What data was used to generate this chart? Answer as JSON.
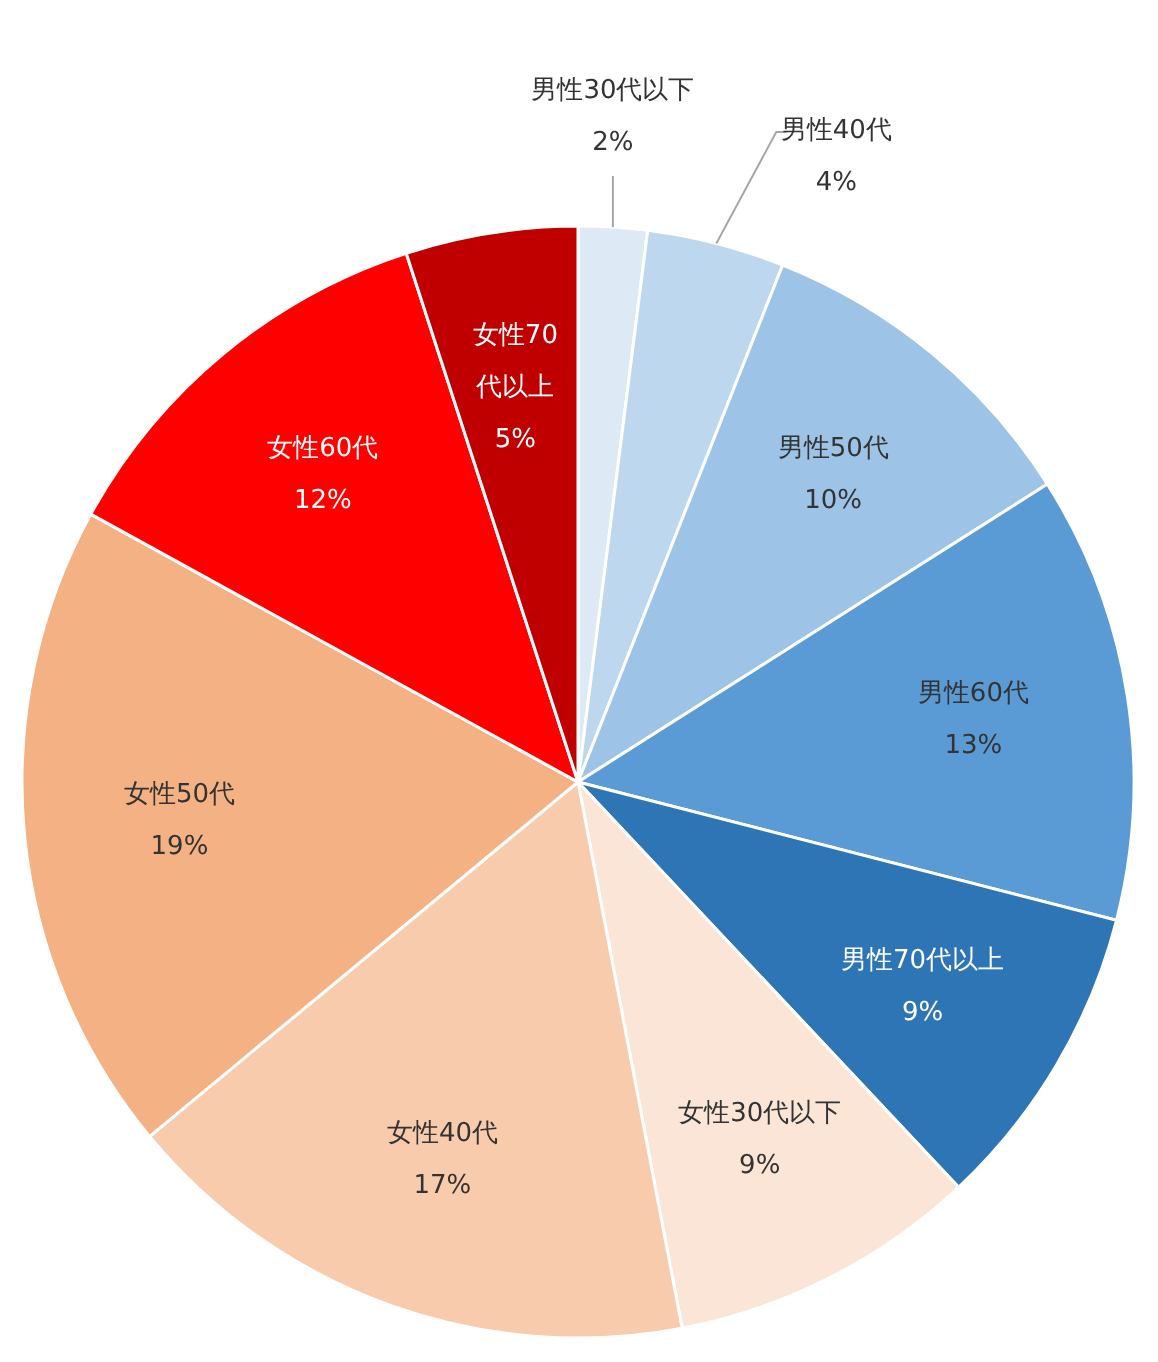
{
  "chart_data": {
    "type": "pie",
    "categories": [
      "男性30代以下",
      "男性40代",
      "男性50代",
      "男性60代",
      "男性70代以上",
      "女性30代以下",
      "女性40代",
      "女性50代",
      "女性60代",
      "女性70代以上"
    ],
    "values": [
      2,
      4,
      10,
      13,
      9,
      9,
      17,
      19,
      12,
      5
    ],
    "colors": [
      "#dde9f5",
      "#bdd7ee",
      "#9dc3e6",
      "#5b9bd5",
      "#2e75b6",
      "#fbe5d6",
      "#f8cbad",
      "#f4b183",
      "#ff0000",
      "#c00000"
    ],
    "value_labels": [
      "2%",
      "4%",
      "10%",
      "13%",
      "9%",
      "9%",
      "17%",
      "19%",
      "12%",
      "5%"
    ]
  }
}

...

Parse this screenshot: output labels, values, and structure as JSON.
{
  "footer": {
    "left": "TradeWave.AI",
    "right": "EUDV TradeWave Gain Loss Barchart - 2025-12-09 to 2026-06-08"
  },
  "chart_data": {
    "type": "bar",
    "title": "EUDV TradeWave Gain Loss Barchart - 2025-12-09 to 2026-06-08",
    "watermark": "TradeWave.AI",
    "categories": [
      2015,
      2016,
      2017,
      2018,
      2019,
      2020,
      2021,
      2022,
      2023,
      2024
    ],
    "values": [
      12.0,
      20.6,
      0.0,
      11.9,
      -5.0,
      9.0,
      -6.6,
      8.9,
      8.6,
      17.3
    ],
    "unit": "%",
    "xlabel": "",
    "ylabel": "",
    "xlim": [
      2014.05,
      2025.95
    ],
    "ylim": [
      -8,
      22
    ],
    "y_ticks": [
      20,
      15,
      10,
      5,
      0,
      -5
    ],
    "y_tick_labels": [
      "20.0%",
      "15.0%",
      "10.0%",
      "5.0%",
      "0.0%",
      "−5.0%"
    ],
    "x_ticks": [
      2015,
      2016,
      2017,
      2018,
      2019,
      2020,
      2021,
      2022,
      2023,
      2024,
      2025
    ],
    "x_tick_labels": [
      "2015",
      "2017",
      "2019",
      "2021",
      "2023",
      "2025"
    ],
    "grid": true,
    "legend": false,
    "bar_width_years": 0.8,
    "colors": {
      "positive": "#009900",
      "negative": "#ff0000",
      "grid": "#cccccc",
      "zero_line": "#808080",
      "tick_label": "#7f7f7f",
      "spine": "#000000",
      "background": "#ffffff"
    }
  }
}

==

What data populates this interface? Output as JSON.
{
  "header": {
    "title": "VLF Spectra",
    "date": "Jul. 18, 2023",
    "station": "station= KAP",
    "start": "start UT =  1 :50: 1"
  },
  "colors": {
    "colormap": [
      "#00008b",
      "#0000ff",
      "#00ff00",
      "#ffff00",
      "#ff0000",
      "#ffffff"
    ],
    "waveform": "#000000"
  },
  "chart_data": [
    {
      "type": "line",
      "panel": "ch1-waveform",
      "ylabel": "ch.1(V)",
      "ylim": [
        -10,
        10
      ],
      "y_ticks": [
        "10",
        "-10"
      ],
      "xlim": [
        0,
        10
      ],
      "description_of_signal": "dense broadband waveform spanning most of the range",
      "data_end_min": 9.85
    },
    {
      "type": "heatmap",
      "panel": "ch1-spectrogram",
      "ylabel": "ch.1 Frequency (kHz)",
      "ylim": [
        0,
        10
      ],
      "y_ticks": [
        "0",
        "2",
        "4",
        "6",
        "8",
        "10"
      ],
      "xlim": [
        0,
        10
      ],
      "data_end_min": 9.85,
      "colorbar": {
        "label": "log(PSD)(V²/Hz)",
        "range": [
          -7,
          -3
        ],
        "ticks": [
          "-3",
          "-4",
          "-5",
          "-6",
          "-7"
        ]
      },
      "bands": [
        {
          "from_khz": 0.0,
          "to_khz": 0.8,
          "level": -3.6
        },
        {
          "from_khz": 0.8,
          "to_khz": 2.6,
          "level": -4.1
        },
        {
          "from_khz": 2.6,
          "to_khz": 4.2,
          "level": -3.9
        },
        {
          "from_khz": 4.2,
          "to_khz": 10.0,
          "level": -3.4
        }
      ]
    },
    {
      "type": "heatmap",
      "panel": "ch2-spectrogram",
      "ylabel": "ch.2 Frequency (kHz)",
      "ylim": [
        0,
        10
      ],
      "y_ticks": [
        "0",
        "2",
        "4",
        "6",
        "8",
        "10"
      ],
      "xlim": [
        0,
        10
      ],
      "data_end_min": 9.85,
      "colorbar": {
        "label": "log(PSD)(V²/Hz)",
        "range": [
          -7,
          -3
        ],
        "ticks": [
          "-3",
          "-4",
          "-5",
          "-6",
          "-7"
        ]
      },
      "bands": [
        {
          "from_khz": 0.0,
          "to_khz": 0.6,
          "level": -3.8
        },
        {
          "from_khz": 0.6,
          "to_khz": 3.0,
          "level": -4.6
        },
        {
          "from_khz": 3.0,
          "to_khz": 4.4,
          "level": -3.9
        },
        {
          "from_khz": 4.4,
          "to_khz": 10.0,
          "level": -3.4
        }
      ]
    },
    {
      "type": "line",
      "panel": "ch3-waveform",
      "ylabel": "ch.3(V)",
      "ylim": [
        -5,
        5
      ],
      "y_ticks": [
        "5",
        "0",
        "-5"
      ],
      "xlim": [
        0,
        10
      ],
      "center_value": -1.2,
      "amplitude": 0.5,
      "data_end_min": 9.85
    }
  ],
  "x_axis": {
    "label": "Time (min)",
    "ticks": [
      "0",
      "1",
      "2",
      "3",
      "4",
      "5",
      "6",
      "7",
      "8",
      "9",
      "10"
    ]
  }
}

- **REQUEST**: Work out how many lines of the listing above include "spectrogram". Answer with the number and nothing more.

- **RESULT OF THIS EXERCISE**: 2